- **TO BE DONE**:
Pick out every line in the data below that holds "white".

- **DATA ROWS**:
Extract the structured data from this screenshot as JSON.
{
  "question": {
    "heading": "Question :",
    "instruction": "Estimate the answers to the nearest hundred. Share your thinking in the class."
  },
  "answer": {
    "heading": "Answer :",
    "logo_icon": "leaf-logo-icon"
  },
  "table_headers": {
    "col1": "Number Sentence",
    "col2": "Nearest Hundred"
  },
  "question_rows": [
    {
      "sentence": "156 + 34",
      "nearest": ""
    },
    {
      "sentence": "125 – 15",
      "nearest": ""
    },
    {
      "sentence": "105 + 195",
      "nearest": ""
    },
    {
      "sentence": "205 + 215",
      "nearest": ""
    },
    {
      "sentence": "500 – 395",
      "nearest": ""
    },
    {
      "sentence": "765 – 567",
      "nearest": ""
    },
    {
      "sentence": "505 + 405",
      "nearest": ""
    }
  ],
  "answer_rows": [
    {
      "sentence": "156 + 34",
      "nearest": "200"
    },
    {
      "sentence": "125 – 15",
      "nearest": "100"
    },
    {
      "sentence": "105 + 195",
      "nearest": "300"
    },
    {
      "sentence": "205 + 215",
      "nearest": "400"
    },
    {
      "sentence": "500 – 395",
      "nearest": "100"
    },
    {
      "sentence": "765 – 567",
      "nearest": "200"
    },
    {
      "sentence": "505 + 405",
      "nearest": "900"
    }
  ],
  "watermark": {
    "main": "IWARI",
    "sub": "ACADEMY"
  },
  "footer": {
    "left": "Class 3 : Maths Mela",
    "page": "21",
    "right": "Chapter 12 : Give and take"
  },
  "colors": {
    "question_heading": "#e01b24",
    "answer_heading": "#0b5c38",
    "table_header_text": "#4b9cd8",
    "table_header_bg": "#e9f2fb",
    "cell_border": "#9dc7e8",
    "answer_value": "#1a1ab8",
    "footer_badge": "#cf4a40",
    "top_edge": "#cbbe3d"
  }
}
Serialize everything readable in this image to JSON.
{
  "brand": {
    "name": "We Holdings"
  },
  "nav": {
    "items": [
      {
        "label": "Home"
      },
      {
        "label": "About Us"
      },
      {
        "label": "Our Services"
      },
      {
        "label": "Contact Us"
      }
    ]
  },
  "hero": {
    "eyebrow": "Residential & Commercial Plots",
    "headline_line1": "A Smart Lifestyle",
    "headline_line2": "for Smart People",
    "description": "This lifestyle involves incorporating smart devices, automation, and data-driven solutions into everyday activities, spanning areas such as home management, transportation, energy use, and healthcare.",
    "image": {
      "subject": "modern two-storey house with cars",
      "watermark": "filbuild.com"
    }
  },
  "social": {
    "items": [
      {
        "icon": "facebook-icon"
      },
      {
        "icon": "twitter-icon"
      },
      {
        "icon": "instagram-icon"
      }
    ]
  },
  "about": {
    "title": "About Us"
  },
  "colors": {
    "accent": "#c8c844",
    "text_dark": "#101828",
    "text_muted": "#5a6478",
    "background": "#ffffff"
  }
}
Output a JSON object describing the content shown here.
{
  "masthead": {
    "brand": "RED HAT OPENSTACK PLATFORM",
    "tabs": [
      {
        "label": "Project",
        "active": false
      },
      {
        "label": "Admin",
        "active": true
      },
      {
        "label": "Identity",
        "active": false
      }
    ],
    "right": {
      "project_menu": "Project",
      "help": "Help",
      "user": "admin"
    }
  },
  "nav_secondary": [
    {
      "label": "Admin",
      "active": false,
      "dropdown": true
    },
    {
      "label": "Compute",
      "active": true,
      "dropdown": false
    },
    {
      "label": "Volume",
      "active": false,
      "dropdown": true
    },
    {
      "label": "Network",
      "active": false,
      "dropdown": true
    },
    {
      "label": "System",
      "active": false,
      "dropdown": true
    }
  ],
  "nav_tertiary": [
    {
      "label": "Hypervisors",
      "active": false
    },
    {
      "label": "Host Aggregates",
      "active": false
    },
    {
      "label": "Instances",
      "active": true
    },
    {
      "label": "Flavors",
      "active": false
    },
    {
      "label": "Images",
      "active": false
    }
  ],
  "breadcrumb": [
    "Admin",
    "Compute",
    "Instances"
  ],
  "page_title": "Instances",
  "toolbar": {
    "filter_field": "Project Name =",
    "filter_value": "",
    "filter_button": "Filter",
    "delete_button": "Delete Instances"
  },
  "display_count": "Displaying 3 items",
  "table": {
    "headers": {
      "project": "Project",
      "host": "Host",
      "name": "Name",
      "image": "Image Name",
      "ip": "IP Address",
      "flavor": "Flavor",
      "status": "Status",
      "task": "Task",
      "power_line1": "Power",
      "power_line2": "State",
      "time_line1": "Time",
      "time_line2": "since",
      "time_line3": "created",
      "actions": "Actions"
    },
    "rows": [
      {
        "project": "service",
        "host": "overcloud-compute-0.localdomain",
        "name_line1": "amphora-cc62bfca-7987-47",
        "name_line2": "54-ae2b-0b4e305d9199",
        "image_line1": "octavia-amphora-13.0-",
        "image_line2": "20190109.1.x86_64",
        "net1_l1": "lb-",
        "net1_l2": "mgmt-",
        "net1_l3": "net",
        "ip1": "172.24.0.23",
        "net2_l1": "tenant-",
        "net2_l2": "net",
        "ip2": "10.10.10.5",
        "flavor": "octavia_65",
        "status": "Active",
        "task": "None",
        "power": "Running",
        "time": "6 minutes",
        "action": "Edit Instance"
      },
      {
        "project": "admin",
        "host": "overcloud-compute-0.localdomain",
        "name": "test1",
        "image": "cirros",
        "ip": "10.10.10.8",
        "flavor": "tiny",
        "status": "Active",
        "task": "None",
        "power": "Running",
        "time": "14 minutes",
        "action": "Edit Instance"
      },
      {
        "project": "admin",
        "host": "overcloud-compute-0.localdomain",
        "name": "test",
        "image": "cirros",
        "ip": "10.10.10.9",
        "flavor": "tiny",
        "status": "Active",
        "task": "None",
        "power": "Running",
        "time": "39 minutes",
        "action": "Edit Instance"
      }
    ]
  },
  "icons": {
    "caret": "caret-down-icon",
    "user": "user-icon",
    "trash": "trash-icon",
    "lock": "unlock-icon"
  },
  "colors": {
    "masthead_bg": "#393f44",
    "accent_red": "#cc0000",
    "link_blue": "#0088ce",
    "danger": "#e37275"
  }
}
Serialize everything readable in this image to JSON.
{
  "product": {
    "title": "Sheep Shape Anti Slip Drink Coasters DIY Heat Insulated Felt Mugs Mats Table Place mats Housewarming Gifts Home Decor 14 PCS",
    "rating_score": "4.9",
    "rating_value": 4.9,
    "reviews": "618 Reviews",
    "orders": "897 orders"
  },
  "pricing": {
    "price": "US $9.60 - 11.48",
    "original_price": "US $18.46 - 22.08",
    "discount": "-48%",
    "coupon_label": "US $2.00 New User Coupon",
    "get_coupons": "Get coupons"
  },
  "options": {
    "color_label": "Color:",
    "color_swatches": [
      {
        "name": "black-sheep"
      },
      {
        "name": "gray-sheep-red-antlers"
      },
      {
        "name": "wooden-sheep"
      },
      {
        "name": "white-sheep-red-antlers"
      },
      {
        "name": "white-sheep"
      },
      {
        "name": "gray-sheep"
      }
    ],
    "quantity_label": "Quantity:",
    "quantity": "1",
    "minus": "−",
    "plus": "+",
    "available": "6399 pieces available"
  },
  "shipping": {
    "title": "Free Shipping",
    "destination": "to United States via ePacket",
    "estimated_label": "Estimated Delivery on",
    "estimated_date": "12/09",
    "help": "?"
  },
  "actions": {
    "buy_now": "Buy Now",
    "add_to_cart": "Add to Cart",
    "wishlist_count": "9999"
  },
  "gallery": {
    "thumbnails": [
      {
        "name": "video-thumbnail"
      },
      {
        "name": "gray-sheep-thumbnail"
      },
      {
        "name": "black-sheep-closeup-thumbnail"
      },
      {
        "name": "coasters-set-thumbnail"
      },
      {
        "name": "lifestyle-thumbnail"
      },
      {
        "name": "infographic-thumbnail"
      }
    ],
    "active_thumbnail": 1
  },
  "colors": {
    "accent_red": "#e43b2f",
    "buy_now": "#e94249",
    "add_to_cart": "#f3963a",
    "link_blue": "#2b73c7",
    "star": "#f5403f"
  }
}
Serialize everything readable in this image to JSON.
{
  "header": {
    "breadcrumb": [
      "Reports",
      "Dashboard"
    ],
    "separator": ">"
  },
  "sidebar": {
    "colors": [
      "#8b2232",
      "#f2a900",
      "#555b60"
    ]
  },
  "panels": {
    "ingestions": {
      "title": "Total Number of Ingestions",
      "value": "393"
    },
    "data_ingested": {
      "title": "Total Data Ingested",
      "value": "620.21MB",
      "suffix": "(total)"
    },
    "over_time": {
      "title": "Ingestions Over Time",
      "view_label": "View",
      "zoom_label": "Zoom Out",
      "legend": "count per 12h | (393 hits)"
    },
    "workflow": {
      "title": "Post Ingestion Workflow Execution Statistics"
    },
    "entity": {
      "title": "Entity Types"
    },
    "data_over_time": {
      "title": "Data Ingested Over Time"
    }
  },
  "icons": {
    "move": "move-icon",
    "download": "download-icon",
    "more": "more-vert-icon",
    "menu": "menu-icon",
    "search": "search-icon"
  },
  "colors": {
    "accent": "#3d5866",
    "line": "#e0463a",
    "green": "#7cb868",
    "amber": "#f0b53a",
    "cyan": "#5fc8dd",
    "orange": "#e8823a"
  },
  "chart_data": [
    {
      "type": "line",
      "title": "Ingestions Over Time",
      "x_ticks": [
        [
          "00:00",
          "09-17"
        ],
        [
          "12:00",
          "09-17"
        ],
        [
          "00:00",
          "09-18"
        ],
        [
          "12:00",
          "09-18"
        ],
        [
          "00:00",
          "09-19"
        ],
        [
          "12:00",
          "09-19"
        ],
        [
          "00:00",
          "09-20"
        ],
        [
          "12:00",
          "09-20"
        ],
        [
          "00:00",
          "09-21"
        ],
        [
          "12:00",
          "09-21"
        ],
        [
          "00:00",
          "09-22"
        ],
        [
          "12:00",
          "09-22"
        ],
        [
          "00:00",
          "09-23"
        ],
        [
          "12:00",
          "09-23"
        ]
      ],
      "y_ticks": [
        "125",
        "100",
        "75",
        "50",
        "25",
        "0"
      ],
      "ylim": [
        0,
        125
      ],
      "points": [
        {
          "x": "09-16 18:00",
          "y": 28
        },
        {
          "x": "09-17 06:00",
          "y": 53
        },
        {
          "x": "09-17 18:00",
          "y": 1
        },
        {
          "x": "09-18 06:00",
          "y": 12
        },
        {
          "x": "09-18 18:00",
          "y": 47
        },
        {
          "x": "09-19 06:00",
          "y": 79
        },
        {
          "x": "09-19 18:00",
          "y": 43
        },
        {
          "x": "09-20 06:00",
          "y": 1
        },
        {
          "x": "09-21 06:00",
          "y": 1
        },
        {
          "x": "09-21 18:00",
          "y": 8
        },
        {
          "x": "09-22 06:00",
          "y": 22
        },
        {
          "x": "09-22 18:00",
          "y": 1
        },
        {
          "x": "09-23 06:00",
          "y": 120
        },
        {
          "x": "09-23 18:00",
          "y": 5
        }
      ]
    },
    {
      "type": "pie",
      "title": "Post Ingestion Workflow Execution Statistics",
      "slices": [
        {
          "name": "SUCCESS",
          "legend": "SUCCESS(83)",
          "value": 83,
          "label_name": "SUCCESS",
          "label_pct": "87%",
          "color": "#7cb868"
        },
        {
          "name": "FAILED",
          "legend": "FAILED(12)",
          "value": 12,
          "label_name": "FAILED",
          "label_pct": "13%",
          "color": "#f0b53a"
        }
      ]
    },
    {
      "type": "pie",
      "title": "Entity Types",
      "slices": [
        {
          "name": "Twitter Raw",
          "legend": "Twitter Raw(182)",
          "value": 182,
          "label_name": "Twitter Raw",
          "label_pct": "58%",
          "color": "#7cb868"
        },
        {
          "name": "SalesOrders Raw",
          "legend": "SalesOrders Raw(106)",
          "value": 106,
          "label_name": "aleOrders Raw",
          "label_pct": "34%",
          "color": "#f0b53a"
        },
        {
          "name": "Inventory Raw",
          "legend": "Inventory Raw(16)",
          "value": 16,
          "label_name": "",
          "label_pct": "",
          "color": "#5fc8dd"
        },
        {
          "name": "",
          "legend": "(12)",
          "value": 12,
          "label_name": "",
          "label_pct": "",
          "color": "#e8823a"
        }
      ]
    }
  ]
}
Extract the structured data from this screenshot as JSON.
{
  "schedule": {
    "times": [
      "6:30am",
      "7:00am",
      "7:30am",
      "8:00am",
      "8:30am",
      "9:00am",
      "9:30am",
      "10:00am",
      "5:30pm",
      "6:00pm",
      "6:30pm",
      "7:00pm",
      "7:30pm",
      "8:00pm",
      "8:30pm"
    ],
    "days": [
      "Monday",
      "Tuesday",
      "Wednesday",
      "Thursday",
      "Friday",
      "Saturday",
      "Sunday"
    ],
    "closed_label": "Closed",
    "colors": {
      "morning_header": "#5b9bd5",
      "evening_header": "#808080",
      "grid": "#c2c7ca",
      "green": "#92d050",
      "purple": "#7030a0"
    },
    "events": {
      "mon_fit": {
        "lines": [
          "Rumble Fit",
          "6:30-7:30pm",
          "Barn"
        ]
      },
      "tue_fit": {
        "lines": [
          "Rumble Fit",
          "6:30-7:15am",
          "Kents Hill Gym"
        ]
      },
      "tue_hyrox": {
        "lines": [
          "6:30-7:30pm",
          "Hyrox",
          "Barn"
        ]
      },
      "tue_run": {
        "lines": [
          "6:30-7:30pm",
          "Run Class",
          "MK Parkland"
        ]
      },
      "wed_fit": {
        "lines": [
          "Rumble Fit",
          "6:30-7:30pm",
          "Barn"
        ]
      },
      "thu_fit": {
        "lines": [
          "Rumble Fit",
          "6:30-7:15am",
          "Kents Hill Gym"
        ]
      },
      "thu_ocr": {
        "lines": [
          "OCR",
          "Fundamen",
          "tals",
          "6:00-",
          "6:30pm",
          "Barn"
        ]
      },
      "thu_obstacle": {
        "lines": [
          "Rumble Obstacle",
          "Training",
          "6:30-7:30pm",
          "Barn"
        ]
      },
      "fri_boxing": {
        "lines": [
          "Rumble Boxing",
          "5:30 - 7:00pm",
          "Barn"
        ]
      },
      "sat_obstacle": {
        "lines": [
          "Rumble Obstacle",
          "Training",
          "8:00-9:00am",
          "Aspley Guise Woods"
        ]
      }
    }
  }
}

- **EXERCISE ANSWER**:
        "name": "white-sheep-red-antlers"
        "name": "white-sheep"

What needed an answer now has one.